Quando un conte urla, fai come Daniela Ferolla.

Cos’era la prima stagione di Mr Robot.

Era una brava persona, salutava sempre.

il pezzo: Dall’oggetto al gesto [medio-lungo]
[dato che è scomparso da internet, ripubblico qui un articolo scritto a metà del 2011 per una rivista il cui titolo non vale la pena di ricordare]
A inizio del 2011 veniva pubblicata sul sito di Pixable (un’applicazione web per aggregare e gestire le fotografie caricate presso le più disparate piattaforme di condivisione fotografica), una infografica che avrebbe fatto poi il giro della rete e innescato interminabili discussioni a riguardo della fotografia al tempo di internet. Secondo i dati presentati dal sito, risultava come su Facebook venissero pubblicate circa 6 miliardi di fotografie al mese, per un totale che si sarebbe aggirato all’incirca attorno ai 100 miliardi di fotografie verso la metà del 2011. Se a questo dato si fossero aggiunti quelli riguardanti gli scatti caricati su Flickr, Picasa e Photobucket (solo per citare i servizi di condivisione fotografica più noti e utilizzati), si stimava come ogni giorno venissero immesse nella rete 200 milioni di fotografie, per un totale di 375 miliardi di foto rese pubbliche fra il 2010 e il 2011 - cifra che all’epoca, sei mesi fa, rappresentava il 10% di tutto il patrimonio fotografico mondiale esistente.

--------

- Consegna
Riproduci per intero l'estratto qui sopra sulla fotografia al tempo di internet, senza cambiare nulla.

--------

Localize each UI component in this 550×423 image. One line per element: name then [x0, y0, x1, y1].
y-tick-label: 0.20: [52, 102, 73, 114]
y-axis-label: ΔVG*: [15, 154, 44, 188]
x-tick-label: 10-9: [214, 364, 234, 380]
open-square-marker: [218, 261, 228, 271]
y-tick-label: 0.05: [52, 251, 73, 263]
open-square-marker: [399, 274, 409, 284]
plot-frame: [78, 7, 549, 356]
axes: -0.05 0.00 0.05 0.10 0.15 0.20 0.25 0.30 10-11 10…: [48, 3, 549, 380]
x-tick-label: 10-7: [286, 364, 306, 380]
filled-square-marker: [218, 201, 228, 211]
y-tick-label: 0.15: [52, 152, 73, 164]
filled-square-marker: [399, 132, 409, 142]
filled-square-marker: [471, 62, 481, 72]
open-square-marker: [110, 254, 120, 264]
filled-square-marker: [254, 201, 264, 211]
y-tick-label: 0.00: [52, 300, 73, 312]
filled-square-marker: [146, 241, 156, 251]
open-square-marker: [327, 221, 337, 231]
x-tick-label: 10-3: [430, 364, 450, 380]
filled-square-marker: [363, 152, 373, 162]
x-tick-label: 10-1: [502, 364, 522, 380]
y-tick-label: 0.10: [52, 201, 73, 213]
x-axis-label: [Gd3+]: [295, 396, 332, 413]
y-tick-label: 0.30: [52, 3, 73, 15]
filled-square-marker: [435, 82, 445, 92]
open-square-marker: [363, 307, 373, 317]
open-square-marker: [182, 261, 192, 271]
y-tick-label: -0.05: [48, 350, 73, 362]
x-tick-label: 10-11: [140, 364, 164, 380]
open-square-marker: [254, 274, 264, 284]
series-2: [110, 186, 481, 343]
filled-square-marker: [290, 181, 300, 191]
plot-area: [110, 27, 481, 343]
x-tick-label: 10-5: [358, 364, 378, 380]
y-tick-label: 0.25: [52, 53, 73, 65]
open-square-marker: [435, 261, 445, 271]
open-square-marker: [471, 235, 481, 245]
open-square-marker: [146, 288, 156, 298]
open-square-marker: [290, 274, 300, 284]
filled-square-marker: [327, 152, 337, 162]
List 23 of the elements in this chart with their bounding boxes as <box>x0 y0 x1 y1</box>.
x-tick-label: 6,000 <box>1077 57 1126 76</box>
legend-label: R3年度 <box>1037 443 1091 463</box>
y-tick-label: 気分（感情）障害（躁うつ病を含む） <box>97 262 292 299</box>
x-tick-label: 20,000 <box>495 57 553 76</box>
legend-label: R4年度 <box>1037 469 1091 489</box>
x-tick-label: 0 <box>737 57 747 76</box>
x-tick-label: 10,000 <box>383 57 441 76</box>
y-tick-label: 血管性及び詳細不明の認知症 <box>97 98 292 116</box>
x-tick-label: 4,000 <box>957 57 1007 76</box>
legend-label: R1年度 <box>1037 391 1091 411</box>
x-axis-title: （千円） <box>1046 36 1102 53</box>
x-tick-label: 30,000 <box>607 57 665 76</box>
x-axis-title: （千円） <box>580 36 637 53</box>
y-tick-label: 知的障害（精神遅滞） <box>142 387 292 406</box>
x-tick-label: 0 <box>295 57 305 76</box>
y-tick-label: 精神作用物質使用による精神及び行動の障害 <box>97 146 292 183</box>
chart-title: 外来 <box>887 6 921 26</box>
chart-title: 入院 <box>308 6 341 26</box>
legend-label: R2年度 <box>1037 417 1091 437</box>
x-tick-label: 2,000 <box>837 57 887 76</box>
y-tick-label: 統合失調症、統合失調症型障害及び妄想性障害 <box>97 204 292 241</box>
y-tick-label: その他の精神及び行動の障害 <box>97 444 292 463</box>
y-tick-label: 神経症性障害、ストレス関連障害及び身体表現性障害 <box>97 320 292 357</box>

--------

- Risposta
Quando un conte urla, fai come Daniela Ferolla.

Cos’era la prima stagione di Mr Robot.

Era una brava persona, salutava sempre.

il pezzo: Dall’oggetto al gesto [medio-lungo]
[dato che è scomparso da internet, ripubblico qui un articolo scritto a metà del 2011 per una rivista il cui titolo non vale la pena di ricordare]
A inizio del 2011 veniva pubblicata sul sito di Pixable (un’applicazione web per aggregare e gestire le fotografie caricate presso le più disparate piattaforme di condivisione fotografica), una infografica che avrebbe fatto poi il giro della rete e innescato interminabili discussioni a riguardo della fotografia al tempo di internet. Secondo i dati presentati dal sito, risultava come su Facebook venissero pubblicate circa 6 miliardi di fotografie al mese, per un totale che si sarebbe aggirato all’incirca attorno ai 100 miliardi di fotografie verso la metà del 2011. Se a questo dato si fossero aggiunti quelli riguardanti gli scatti caricati su Flickr, Picasa e Photobucket (solo per citare i servizi di condivisione fotografica più noti e utilizzati), si stimava come ogni giorno venissero immesse nella rete 200 milioni di fotografie, per un totale di 375 miliardi di foto rese pubbliche fra il 2010 e il 2011 - cifra che all’epoca, sei mesi fa, rappresentava il 10% di tutto il patrimonio fotografico mondiale esistente.